Figure data in JSON
:::::

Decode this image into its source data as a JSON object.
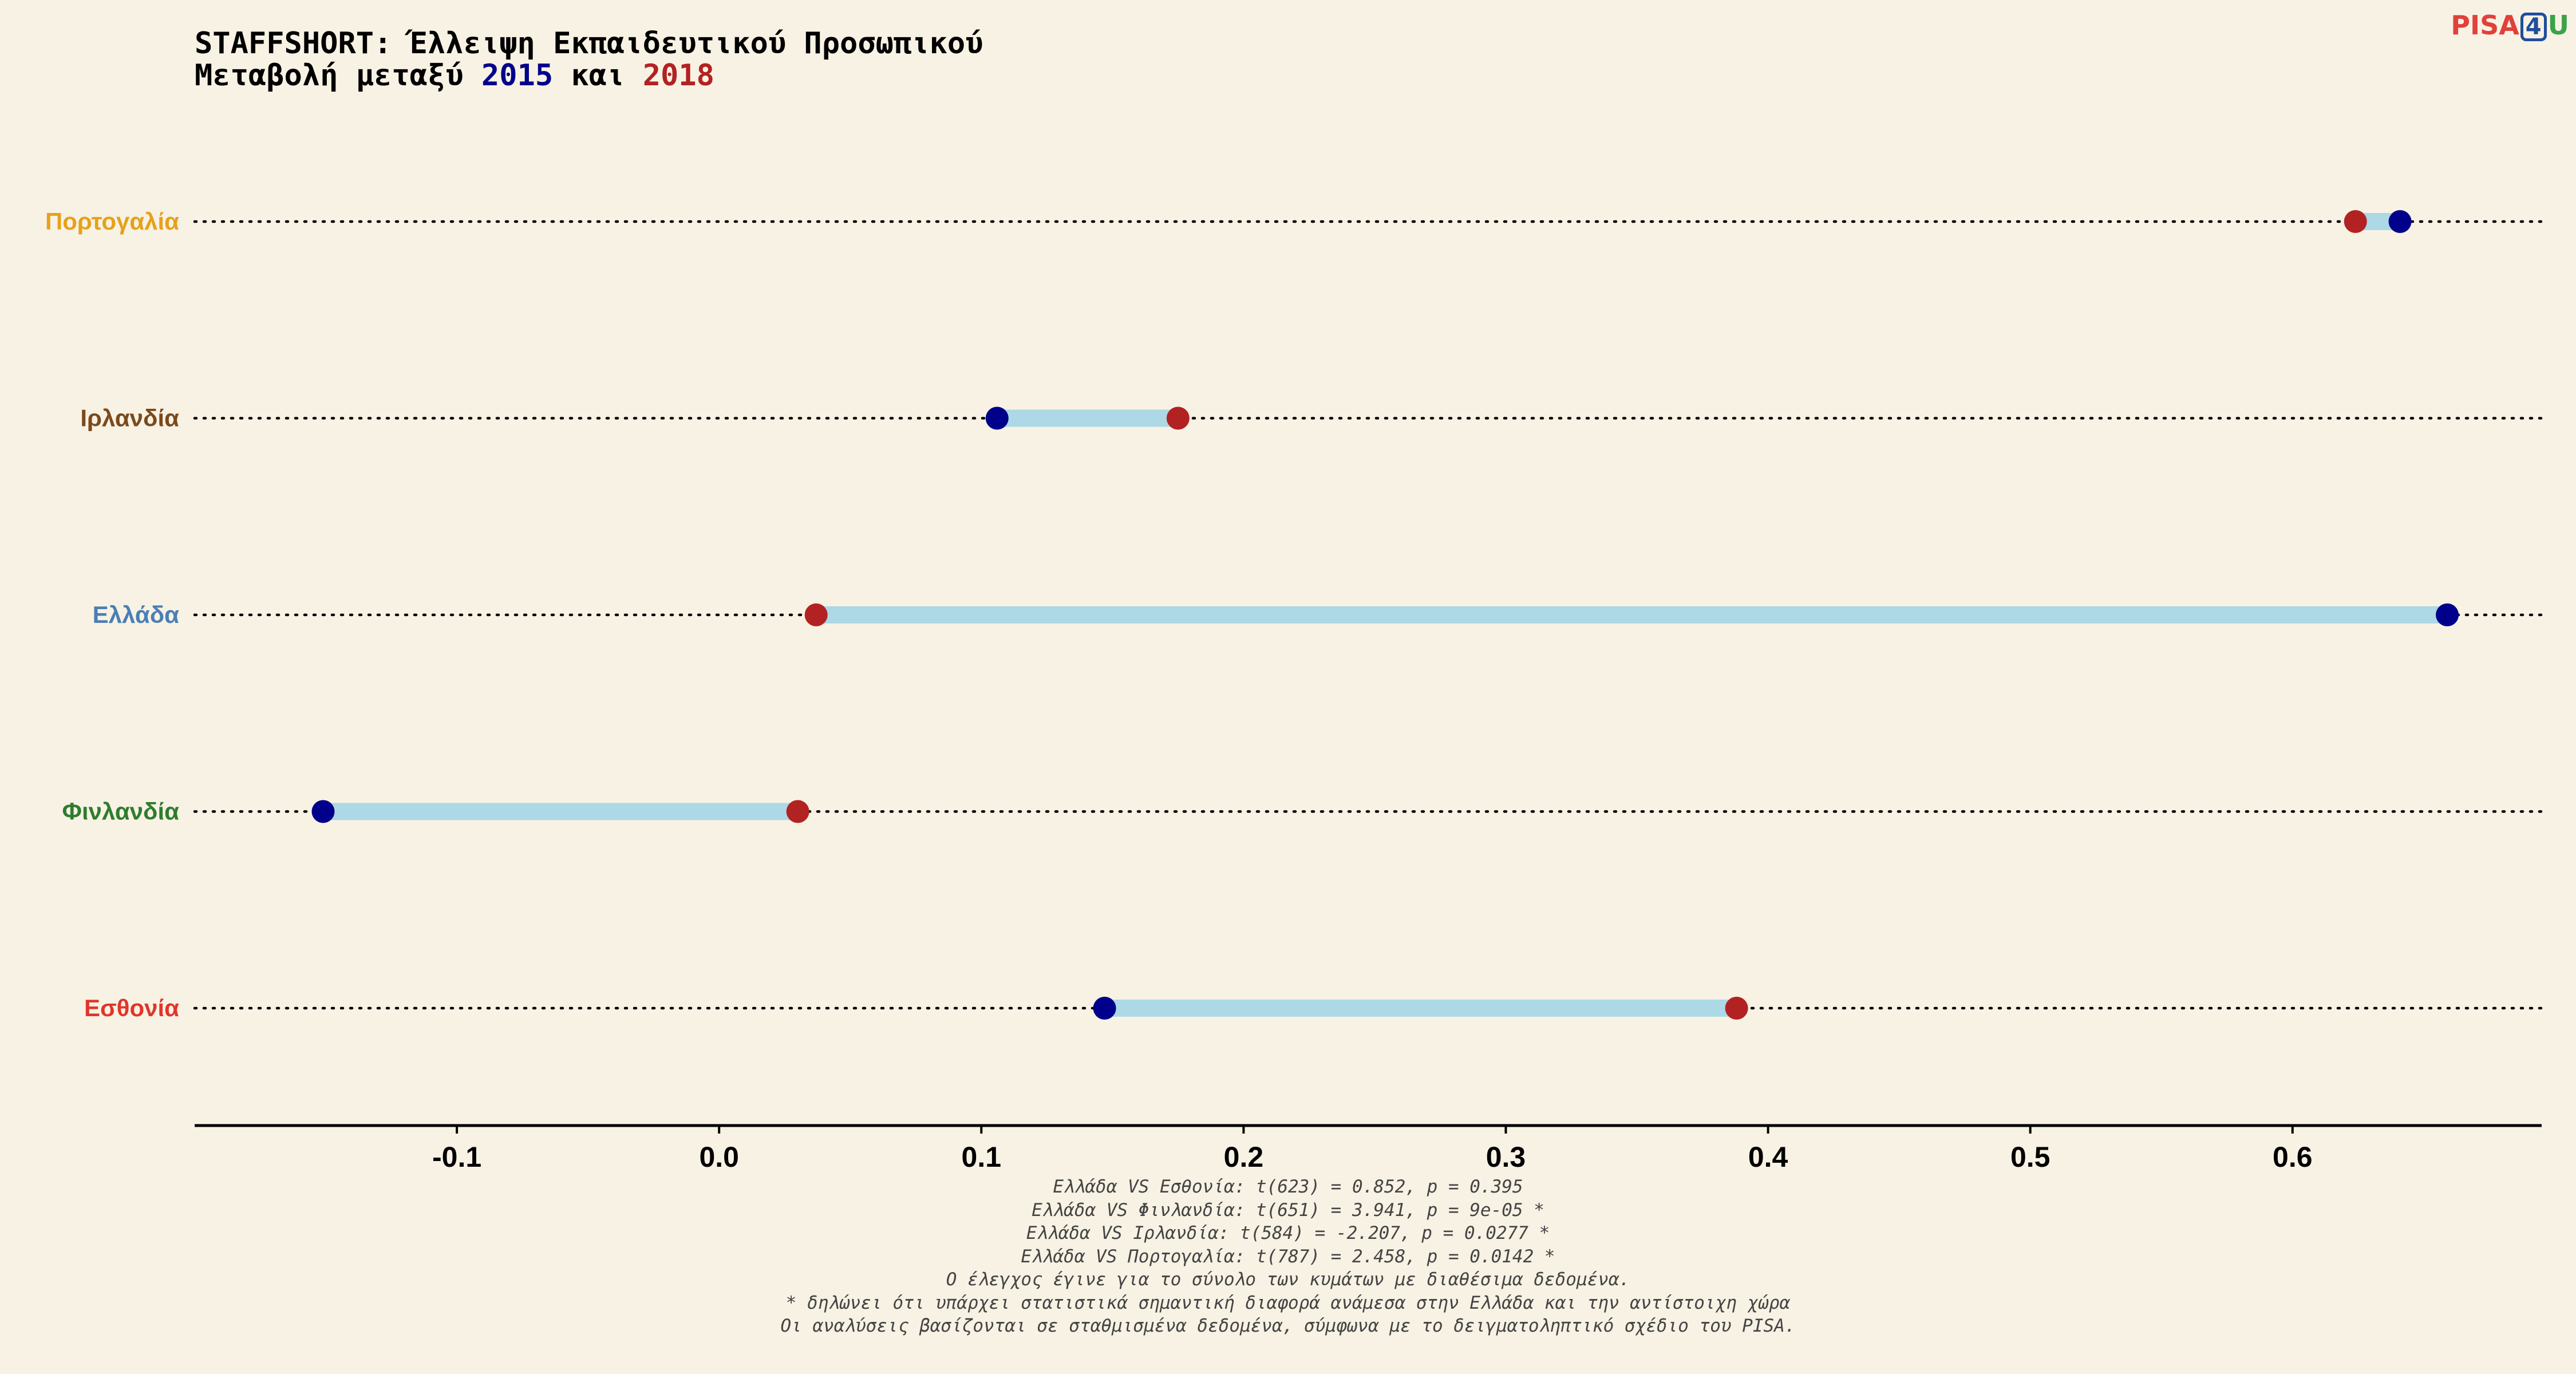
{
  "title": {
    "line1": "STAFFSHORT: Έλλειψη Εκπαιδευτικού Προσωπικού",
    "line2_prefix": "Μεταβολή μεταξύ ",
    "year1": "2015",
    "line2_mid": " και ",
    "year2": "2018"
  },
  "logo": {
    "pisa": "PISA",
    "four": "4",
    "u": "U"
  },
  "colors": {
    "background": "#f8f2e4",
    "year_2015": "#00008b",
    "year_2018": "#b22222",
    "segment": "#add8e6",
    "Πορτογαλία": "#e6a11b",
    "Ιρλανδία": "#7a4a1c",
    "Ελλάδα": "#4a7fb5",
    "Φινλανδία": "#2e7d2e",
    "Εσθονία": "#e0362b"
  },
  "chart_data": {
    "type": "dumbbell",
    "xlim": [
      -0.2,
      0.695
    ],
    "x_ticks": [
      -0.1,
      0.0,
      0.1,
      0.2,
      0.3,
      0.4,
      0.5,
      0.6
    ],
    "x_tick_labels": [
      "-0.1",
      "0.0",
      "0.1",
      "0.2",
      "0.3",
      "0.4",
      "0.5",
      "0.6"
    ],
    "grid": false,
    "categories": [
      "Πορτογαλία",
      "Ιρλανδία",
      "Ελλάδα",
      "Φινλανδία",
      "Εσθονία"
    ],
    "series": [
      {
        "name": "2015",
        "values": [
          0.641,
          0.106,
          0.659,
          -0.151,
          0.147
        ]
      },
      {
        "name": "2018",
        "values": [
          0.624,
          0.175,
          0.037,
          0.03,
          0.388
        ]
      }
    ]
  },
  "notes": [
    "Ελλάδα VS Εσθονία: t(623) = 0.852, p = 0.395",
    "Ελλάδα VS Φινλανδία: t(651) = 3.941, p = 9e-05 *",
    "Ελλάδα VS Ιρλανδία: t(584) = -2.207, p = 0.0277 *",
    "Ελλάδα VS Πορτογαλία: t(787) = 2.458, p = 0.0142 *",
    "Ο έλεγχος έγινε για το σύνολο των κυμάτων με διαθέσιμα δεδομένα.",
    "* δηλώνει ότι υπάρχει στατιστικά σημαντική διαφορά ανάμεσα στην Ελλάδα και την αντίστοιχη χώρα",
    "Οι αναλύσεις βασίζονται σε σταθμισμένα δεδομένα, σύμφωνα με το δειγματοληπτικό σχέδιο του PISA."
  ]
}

:::::

Without the pictures, restate all of the entries above verbatim.

Solution
Decode this image into its source data as a JSON object.
{
  "title": {
    "line1": "STAFFSHORT: Έλλειψη Εκπαιδευτικού Προσωπικού",
    "line2_prefix": "Μεταβολή μεταξύ ",
    "year1": "2015",
    "line2_mid": " και ",
    "year2": "2018"
  },
  "logo": {
    "pisa": "PISA",
    "four": "4",
    "u": "U"
  },
  "colors": {
    "background": "#f8f2e4",
    "year_2015": "#00008b",
    "year_2018": "#b22222",
    "segment": "#add8e6",
    "Πορτογαλία": "#e6a11b",
    "Ιρλανδία": "#7a4a1c",
    "Ελλάδα": "#4a7fb5",
    "Φινλανδία": "#2e7d2e",
    "Εσθονία": "#e0362b"
  },
  "chart_data": {
    "type": "dumbbell",
    "xlim": [
      -0.2,
      0.695
    ],
    "x_ticks": [
      -0.1,
      0.0,
      0.1,
      0.2,
      0.3,
      0.4,
      0.5,
      0.6
    ],
    "x_tick_labels": [
      "-0.1",
      "0.0",
      "0.1",
      "0.2",
      "0.3",
      "0.4",
      "0.5",
      "0.6"
    ],
    "grid": false,
    "categories": [
      "Πορτογαλία",
      "Ιρλανδία",
      "Ελλάδα",
      "Φινλανδία",
      "Εσθονία"
    ],
    "series": [
      {
        "name": "2015",
        "values": [
          0.641,
          0.106,
          0.659,
          -0.151,
          0.147
        ]
      },
      {
        "name": "2018",
        "values": [
          0.624,
          0.175,
          0.037,
          0.03,
          0.388
        ]
      }
    ]
  },
  "notes": [
    "Ελλάδα VS Εσθονία: t(623) = 0.852, p = 0.395",
    "Ελλάδα VS Φινλανδία: t(651) = 3.941, p = 9e-05 *",
    "Ελλάδα VS Ιρλανδία: t(584) = -2.207, p = 0.0277 *",
    "Ελλάδα VS Πορτογαλία: t(787) = 2.458, p = 0.0142 *",
    "Ο έλεγχος έγινε για το σύνολο των κυμάτων με διαθέσιμα δεδομένα.",
    "* δηλώνει ότι υπάρχει στατιστικά σημαντική διαφορά ανάμεσα στην Ελλάδα και την αντίστοιχη χώρα",
    "Οι αναλύσεις βασίζονται σε σταθμισμένα δεδομένα, σύμφωνα με το δειγματοληπτικό σχέδιο του PISA."
  ]
}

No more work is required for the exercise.